EXERCISE BRIEF: Copy each line of the entries that contains the word "например".

EXERCISE INPUT:
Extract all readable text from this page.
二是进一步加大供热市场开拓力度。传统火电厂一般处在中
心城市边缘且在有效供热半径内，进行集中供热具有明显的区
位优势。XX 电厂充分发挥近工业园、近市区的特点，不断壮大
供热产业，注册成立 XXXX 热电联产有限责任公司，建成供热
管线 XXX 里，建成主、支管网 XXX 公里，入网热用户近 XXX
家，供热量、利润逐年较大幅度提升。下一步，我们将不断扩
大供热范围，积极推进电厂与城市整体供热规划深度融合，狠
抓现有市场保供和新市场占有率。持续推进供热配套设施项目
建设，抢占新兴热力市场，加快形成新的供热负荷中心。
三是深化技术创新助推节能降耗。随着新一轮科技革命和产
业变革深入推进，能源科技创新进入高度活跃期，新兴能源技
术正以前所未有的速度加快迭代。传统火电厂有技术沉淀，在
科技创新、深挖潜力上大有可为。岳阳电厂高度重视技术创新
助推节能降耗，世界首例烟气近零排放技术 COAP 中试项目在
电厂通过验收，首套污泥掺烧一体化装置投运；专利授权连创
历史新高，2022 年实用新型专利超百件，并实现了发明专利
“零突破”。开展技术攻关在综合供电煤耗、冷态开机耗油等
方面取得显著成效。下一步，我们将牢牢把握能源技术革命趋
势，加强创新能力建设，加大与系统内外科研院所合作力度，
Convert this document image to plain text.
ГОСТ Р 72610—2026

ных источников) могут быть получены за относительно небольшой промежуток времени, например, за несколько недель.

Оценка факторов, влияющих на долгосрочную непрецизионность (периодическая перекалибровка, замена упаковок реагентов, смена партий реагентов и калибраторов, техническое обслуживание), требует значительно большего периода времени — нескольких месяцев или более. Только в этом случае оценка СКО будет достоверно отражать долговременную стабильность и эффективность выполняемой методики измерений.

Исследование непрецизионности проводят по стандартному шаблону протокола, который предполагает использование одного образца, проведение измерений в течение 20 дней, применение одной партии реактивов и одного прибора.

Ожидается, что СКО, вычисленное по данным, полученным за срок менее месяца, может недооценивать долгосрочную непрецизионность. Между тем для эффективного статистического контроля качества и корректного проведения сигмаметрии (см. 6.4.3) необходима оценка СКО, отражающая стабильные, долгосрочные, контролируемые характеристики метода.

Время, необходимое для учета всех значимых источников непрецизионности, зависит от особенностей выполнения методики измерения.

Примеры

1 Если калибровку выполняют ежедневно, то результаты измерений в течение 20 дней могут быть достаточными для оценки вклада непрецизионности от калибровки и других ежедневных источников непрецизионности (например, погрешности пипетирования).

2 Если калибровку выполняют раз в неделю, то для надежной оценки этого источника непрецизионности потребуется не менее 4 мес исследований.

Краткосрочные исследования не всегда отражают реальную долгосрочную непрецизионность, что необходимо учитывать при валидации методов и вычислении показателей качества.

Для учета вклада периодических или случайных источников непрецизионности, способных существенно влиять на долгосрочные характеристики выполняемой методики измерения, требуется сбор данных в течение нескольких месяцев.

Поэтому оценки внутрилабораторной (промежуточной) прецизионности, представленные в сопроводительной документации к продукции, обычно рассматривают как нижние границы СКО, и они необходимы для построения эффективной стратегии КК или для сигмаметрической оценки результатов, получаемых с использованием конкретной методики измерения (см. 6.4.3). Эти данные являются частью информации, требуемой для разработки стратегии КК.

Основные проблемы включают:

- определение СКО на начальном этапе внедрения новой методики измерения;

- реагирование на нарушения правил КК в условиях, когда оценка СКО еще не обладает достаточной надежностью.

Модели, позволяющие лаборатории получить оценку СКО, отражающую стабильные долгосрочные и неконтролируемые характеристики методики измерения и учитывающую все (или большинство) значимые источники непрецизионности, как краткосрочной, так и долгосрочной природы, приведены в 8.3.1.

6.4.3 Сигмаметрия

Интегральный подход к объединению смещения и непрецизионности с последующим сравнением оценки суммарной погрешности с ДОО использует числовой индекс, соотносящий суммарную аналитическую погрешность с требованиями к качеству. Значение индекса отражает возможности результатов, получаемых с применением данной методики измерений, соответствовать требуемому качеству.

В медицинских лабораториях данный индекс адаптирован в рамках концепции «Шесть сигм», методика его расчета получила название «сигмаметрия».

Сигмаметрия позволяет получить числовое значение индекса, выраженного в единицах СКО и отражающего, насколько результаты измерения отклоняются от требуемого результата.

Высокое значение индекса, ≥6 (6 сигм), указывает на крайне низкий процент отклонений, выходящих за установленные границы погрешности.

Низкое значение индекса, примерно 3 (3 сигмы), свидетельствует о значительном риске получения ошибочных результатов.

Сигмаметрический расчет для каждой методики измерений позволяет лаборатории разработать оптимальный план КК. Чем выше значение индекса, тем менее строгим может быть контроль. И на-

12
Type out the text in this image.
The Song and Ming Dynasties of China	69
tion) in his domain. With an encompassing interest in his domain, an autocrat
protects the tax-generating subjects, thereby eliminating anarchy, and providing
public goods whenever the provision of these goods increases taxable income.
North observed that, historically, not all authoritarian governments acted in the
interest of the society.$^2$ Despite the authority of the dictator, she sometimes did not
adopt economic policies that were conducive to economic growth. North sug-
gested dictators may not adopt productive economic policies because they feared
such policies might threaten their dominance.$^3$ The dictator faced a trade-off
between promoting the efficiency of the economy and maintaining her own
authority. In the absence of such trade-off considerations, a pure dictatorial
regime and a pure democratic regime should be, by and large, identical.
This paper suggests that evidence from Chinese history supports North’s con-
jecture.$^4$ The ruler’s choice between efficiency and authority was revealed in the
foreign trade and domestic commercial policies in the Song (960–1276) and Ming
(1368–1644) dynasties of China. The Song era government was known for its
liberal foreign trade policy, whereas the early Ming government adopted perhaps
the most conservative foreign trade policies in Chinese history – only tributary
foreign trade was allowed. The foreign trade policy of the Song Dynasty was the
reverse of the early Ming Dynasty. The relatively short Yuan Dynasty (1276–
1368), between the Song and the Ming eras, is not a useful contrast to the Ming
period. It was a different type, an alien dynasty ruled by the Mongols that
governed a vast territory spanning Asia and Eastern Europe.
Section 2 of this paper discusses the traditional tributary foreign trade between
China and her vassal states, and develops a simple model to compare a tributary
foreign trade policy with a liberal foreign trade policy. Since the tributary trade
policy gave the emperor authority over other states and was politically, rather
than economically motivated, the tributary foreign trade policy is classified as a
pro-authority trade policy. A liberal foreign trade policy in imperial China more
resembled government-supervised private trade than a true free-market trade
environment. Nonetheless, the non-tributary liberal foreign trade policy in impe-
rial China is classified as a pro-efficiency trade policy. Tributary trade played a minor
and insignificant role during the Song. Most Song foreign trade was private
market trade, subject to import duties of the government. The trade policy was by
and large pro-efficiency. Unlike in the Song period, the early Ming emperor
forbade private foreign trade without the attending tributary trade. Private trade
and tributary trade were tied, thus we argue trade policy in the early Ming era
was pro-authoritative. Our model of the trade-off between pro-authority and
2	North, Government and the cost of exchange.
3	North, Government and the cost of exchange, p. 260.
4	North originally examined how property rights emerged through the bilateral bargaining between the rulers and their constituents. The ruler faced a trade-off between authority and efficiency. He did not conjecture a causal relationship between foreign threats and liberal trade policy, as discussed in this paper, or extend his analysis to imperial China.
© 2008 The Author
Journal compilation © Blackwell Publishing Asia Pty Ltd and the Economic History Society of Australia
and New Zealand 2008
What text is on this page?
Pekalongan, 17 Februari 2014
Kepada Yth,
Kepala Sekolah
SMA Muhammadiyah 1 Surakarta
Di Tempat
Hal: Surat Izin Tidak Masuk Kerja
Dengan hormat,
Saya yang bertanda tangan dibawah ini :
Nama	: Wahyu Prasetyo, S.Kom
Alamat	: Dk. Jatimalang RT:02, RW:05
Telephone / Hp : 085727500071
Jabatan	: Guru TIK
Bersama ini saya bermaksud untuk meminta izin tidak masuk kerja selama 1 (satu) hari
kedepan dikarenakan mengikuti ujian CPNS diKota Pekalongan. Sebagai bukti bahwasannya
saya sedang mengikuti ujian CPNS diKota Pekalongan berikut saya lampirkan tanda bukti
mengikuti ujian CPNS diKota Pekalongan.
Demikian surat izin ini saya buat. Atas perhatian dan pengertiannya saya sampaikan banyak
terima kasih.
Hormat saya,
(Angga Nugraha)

RESULT FOR THIS EXERCISE:
ных источников) могут быть получены за относительно небольшой промежуток времени, например, за несколько недель.
1 Если калибровку выполняют ежедневно, то результаты измерений в течение 20 дней могут быть достаточными для оценки вклада непрецизионности от калибровки и других ежедневных источников непрецизионности (например, погрешности пипетирования).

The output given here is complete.